* _GOAL_
Of the lines in this listing, how many contain the word "Gibraltar"? Give the number and nothing else.

## Begin EXTRACTED ENTRIES

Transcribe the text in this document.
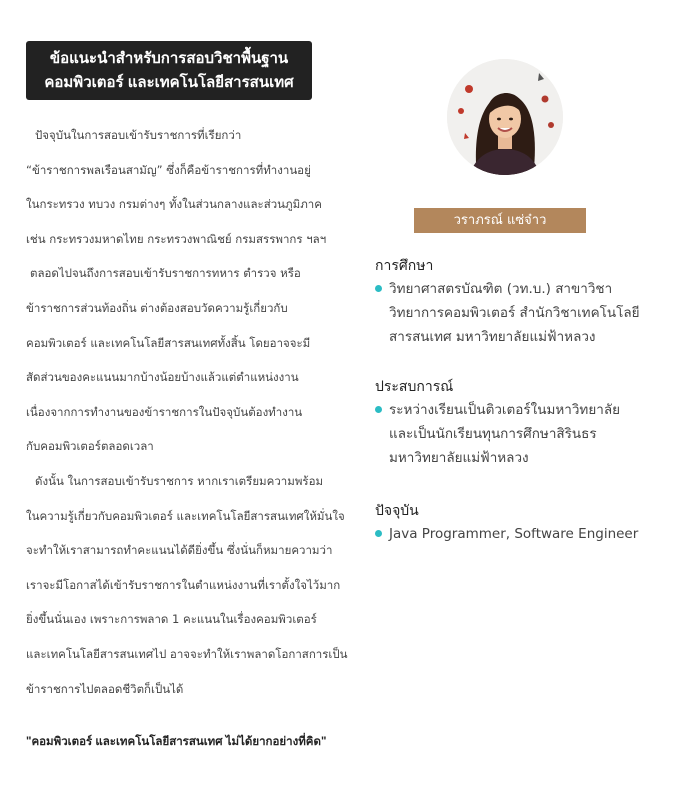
ข้อแนะนำสำหรับการสอบวิชาพื้นฐาน
คอมพิวเตอร์ และเทคโนโลยีสารสนเทศ
ปัจจุบันในการสอบเข้ารับราชการที่เรียกว่า
“ข้าราชการพลเรือนสามัญ” ซึ่งก็คือข้าราชการที่ทำงานอยู่
ในกระทรวง ทบวง กรมต่างๆ ทั้งในส่วนกลางและส่วนภูมิภาค
เช่น กระทรวงมหาดไทย กระทรวงพาณิชย์ กรมสรรพากร ฯลฯ
ตลอดไปจนถึงการสอบเข้ารับราชการทหาร ตำรวจ หรือ
ข้าราชการส่วนท้องถิ่น ต่างต้องสอบวัดความรู้เกี่ยวกับ
คอมพิวเตอร์ และเทคโนโลยีสารสนเทศทั้งสิ้น โดยอาจจะมี
สัดส่วนของคะแนนมากบ้างน้อยบ้างแล้วแต่ตำแหน่งงาน
เนื่องจากการทำงานของข้าราชการในปัจจุบันต้องทำงาน
กับคอมพิวเตอร์ตลอดเวลา
ดังนั้น ในการสอบเข้ารับราชการ หากเราเตรียมความพร้อม
ในความรู้เกี่ยวกับคอมพิวเตอร์ และเทคโนโลยีสารสนเทศให้มั่นใจ
จะทำให้เราสามารถทำคะแนนได้ดียิ่งขึ้น ซึ่งนั่นก็หมายความว่า
เราจะมีโอกาสได้เข้ารับราชการในตำแหน่งงานที่เราตั้งใจไว้มาก
ยิ่งขึ้นนั่นเอง เพราะการพลาด 1 คะแนนในเรื่องคอมพิวเตอร์
และเทคโนโลยีสารสนเทศไป อาจจะทำให้เราพลาดโอกาสการเป็น
ข้าราชการไปตลอดชีวิตก็เป็นได้
"คอมพิวเตอร์ และเทคโนโลยีสารสนเทศ ไม่ได้ยากอย่างที่คิด"
วราภรณ์ แซ่จ๋าว
การศึกษา
วิทยาศาสตรบัณฑิต (วท.บ.) สาขาวิชา
วิทยาการคอมพิวเตอร์ สำนักวิชาเทคโนโลยี
สารสนเทศ มหาวิทยาลัยแม่ฟ้าหลวง
ประสบการณ์
ระหว่างเรียนเป็นติวเตอร์ในมหาวิทยาลัย
และเป็นนักเรียนทุนการศึกษาสิรินธร
มหาวิทยาลัยแม่ฟ้าหลวง
ปัจจุบัน
Java Programmer, Software Engineer
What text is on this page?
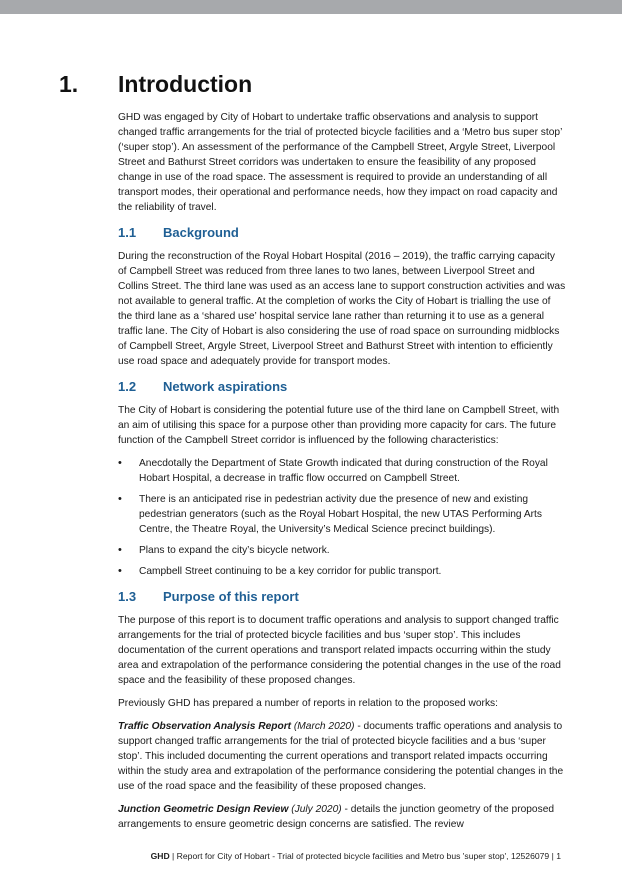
1. Introduction

GHD was engaged by City of Hobart to undertake traffic observations and analysis to support changed traffic arrangements for the trial of protected bicycle facilities and a ‘Metro bus super stop’ (‘super stop’). An assessment of the performance of the Campbell Street, Argyle Street, Liverpool Street and Bathurst Street corridors was undertaken to ensure the feasibility of any proposed change in use of the road space. The assessment is required to provide an understanding of all transport modes, their operational and performance needs, how they impact on road capacity and the reliability of travel.

1.1	Background

During the reconstruction of the Royal Hobart Hospital (2016 – 2019), the traffic carrying capacity of Campbell Street was reduced from three lanes to two lanes, between Liverpool Street and Collins Street. The third lane was used as an access lane to support construction activities and was not available to general traffic. At the completion of works the City of Hobart is trialling the use of the third lane as a ‘shared use’ hospital service lane rather than returning it to use as a general traffic lane. The City of Hobart is also considering the use of road space on surrounding midblocks of Campbell Street, Argyle Street, Liverpool Street and Bathurst Street with intention to efficiently use road space and adequately provide for transport modes.

1.2	Network aspirations

The City of Hobart is considering the potential future use of the third lane on Campbell Street, with an aim of utilising this space for a purpose other than providing more capacity for cars. The future function of the Campbell Street corridor is influenced by the following characteristics:

• Anecdotally the Department of State Growth indicated that during construction of the Royal Hobart Hospital, a decrease in traffic flow occurred on Campbell Street.
• There is an anticipated rise in pedestrian activity due the presence of new and existing pedestrian generators (such as the Royal Hobart Hospital, the new UTAS Performing Arts Centre, the Theatre Royal, the University’s Medical Science precinct buildings).
• Plans to expand the city’s bicycle network.
• Campbell Street continuing to be a key corridor for public transport.
1.3	Purpose of this report

The purpose of this report is to document traffic operations and analysis to support changed traffic arrangements for the trial of protected bicycle facilities and bus ‘super stop’. This includes documentation of the current operations and transport related impacts occurring within the study area and extrapolation of the performance considering the potential changes in the use of the road space and the feasibility of these proposed changes.

Previously GHD has prepared a number of reports in relation to the proposed works:

Traffic Observation Analysis Report (March 2020) - documents traffic operations and analysis to support changed traffic arrangements for the trial of protected bicycle facilities and a bus ‘super stop’. This included documenting the current operations and transport related impacts occurring within the study area and extrapolation of the performance considering the potential changes in the use of the road space and the feasibility of these proposed changes.

Junction Geometric Design Review (July 2020) - details the junction geometry of the proposed arrangements to ensure geometric design concerns are satisfied. The review

GHD | Report for City of Hobart - Trial of protected bicycle facilities and Metro bus 'super stop', 12526079 | 1
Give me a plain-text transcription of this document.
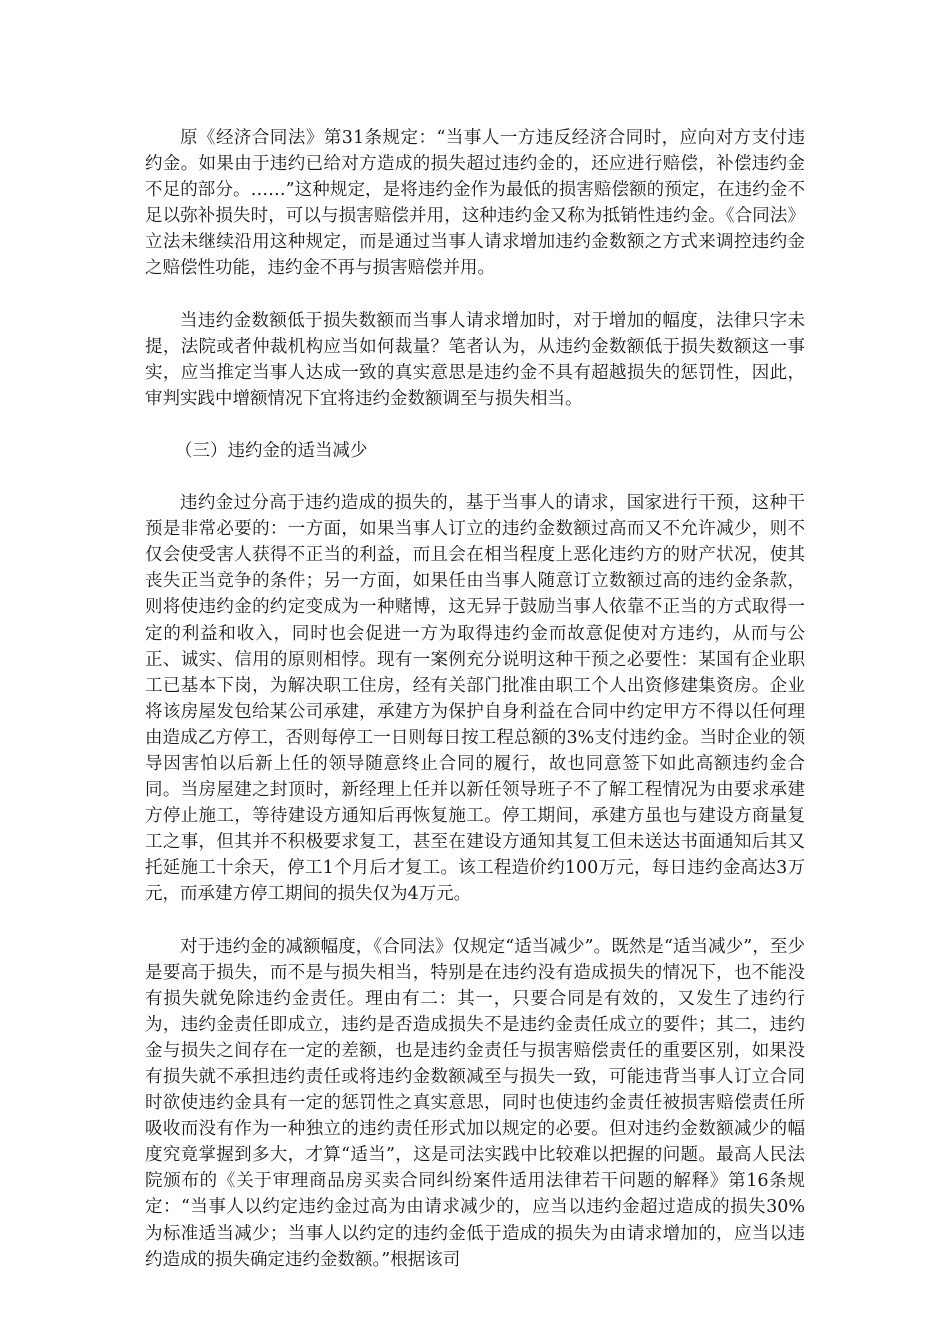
原《经济合同法》第31条规定：“当事人一方违反经济合同时，应向对方支付违约金。如果由于违约已给对方造成的损失超过违约金的，还应进行赔偿，补偿违约金不足的部分。……”这种规定，是将违约金作为最低的损害赔偿额的预定，在违约金不足以弥补损失时，可以与损害赔偿并用，这种违约金又称为抵销性违约金。《合同法》立法未继续沿用这种规定，而是通过当事人请求增加违约金数额之方式来调控违约金之赔偿性功能，违约金不再与损害赔偿并用。

当违约金数额低于损失数额而当事人请求增加时，对于增加的幅度，法律只字未提，法院或者仲裁机构应当如何裁量？笔者认为，从违约金数额低于损失数额这一事实，应当推定当事人达成一致的真实意思是违约金不具有超越损失的惩罚性，因此，审判实践中增额情况下宜将违约金数额调至与损失相当。

（三）违约金的适当减少

违约金过分高于违约造成的损失的，基于当事人的请求，国家进行干预，这种干预是非常必要的：一方面，如果当事人订立的违约金数额过高而又不允许减少，则不仅会使受害人获得不正当的利益，而且会在相当程度上恶化违约方的财产状况，使其丧失正当竞争的条件；另一方面，如果任由当事人随意订立数额过高的违约金条款，则将使违约金的约定变成为一种赌博，这无异于鼓励当事人依靠不正当的方式取得一定的利益和收入，同时也会促进一方为取得违约金而故意促使对方违约，从而与公正、诚实、信用的原则相悖。现有一案例充分说明这种干预之必要性：某国有企业职工已基本下岗，为解决职工住房，经有关部门批准由职工个人出资修建集资房。企业将该房屋发包给某公司承建，承建方为保护自身利益在合同中约定甲方不得以任何理由造成乙方停工，否则每停工一日则每日按工程总额的3%支付违约金。当时企业的领导因害怕以后新上任的领导随意终止合同的履行，故也同意签下如此高额违约金合同。当房屋建之封顶时，新经理上任并以新任领导班子不了解工程情况为由要求承建方停止施工，等待建设方通知后再恢复施工。停工期间，承建方虽也与建设方商量复工之事，但其并不积极要求复工，甚至在建设方通知其复工但未送达书面通知后其又托延施工十余天，停工1个月后才复工。该工程造价约100万元，每日违约金高达3万元，而承建方停工期间的损失仅为4万元。

对于违约金的减额幅度，《合同法》仅规定“适当减少”。既然是“适当减少”，至少是要高于损失，而不是与损失相当，特别是在违约没有造成损失的情况下，也不能没有损失就免除违约金责任。理由有二：其一，只要合同是有效的，又发生了违约行为，违约金责任即成立，违约是否造成损失不是违约金责任成立的要件；其二，违约金与损失之间存在一定的差额，也是违约金责任与损害赔偿责任的重要区别，如果没有损失就不承担违约责任或将违约金数额减至与损失一致，可能违背当事人订立合同时欲使违约金具有一定的惩罚性之真实意思，同时也使违约金责任被损害赔偿责任所吸收而没有作为一种独立的违约责任形式加以规定的必要。但对违约金数额减少的幅度究竟掌握到多大，才算“适当”，这是司法实践中比较难以把握的问题。最高人民法院颁布的《关于审理商品房买卖合同纠纷案件适用法律若干问题的解释》第16条规定：“当事人以约定违约金过高为由请求减少的，应当以违约金超过造成的损失30%为标准适当减少；当事人以约定的违约金低于造成的损失为由请求增加的，应当以违约造成的损失确定违约金数额。”根据该司
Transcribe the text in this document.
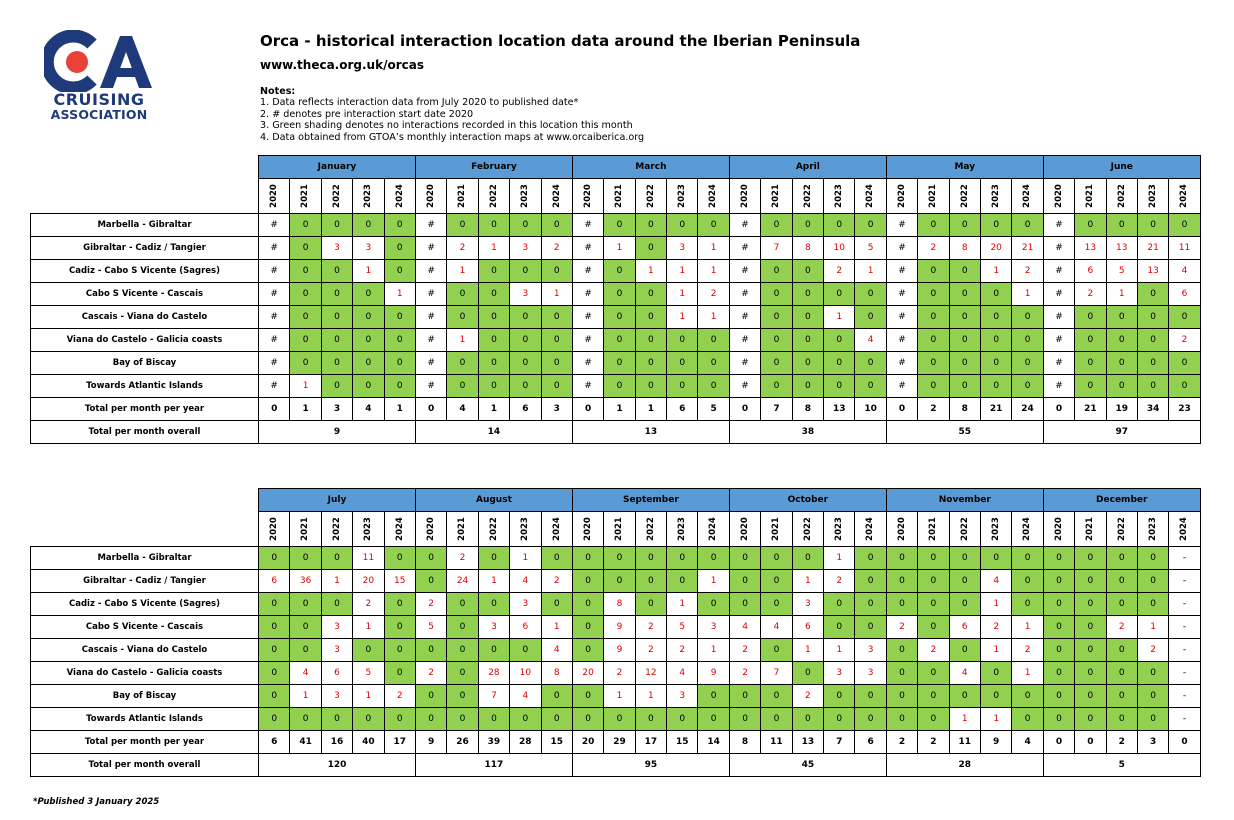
CRUISING
ASSOCIATION
Orca - historical interaction location data around the Iberian Peninsula
www.theca.org.uk/orcas
Notes:
1. Data reflects interaction data from July 2020 to published date*
2. # denotes pre interaction start date 2020
3. Green shading denotes no interactions recorded in this location this month
4. Data obtained from GTOA’s monthly interaction maps at www.orcaiberica.org
	January					February					March					April					May					June				

	2020	2021	2022	2023	2024	2020	2021	2022	2023	2024	2020	2021	2022	2023	2024	2020	2021	2022	2023	2024	2020	2021	2022	2023	2024	2020	2021	2022	2023	2024

Marbella - Gibraltar	#	0	0	0	0	#	0	0	0	0	#	0	0	0	0	#	0	0	0	0	#	0	0	0	0	#	0	0	0	0
Gibraltar - Cadiz / Tangier	#	0	3	3	0	#	2	1	3	2	#	1	0	3	1	#	7	8	10	5	#	2	8	20	21	#	13	13	21	11
Cadiz - Cabo S Vicente (Sagres)	#	0	0	1	0	#	1	0	0	0	#	0	1	1	1	#	0	0	2	1	#	0	0	1	2	#	6	5	13	4
Cabo S Vicente - Cascais	#	0	0	0	1	#	0	0	3	1	#	0	0	1	2	#	0	0	0	0	#	0	0	0	1	#	2	1	0	6
Cascais - Viana do Castelo	#	0	0	0	0	#	0	0	0	0	#	0	0	1	1	#	0	0	1	0	#	0	0	0	0	#	0	0	0	0
Viana do Castelo - Galicia coasts	#	0	0	0	0	#	1	0	0	0	#	0	0	0	0	#	0	0	0	4	#	0	0	0	0	#	0	0	0	2
Bay of Biscay	#	0	0	0	0	#	0	0	0	0	#	0	0	0	0	#	0	0	0	0	#	0	0	0	0	#	0	0	0	0
Towards Atlantic Islands	#	1	0	0	0	#	0	0	0	0	#	0	0	0	0	#	0	0	0	0	#	0	0	0	0	#	0	0	0	0
Total per month per year	0	1	3	4	1	0	4	1	6	3	0	1	1	6	5	0	7	8	13	10	0	2	8	21	24	0	21	19	34	23
Total per month overall	9					14					13					38					55					97				
	July					August					September					October					November					December				

	2020	2021	2022	2023	2024	2020	2021	2022	2023	2024	2020	2021	2022	2023	2024	2020	2021	2022	2023	2024	2020	2021	2022	2023	2024	2020	2021	2022	2023	2024

Marbella - Gibraltar	0	0	0	11	0	0	2	0	1	0	0	0	0	0	0	0	0	0	1	0	0	0	0	0	0	0	0	0	0	-
Gibraltar - Cadiz / Tangier	6	36	1	20	15	0	24	1	4	2	0	0	0	0	1	0	0	1	2	0	0	0	0	4	0	0	0	0	0	-
Cadiz - Cabo S Vicente (Sagres)	0	0	0	2	0	2	0	0	3	0	0	8	0	1	0	0	0	3	0	0	0	0	0	1	0	0	0	0	0	-
Cabo S Vicente - Cascais	0	0	3	1	0	5	0	3	6	1	0	9	2	5	3	4	4	6	0	0	2	0	6	2	1	0	0	2	1	-
Cascais - Viana do Castelo	0	0	3	0	0	0	0	0	0	4	0	9	2	2	1	2	0	1	1	3	0	2	0	1	2	0	0	0	2	-
Viana do Castelo - Galicia coasts	0	4	6	5	0	2	0	28	10	8	20	2	12	4	9	2	7	0	3	3	0	0	4	0	1	0	0	0	0	-
Bay of Biscay	0	1	3	1	2	0	0	7	4	0	0	1	1	3	0	0	0	2	0	0	0	0	0	0	0	0	0	0	0	-
Towards Atlantic Islands	0	0	0	0	0	0	0	0	0	0	0	0	0	0	0	0	0	0	0	0	0	0	1	1	0	0	0	0	0	-
Total per month per year	6	41	16	40	17	9	26	39	28	15	20	29	17	15	14	8	11	13	7	6	2	2	11	9	4	0	0	2	3	0
Total per month overall	120					117					95					45					28					5				
*Published 3 January 2025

## End EXTRACTED ENTRIES

* _THE REPLY_
4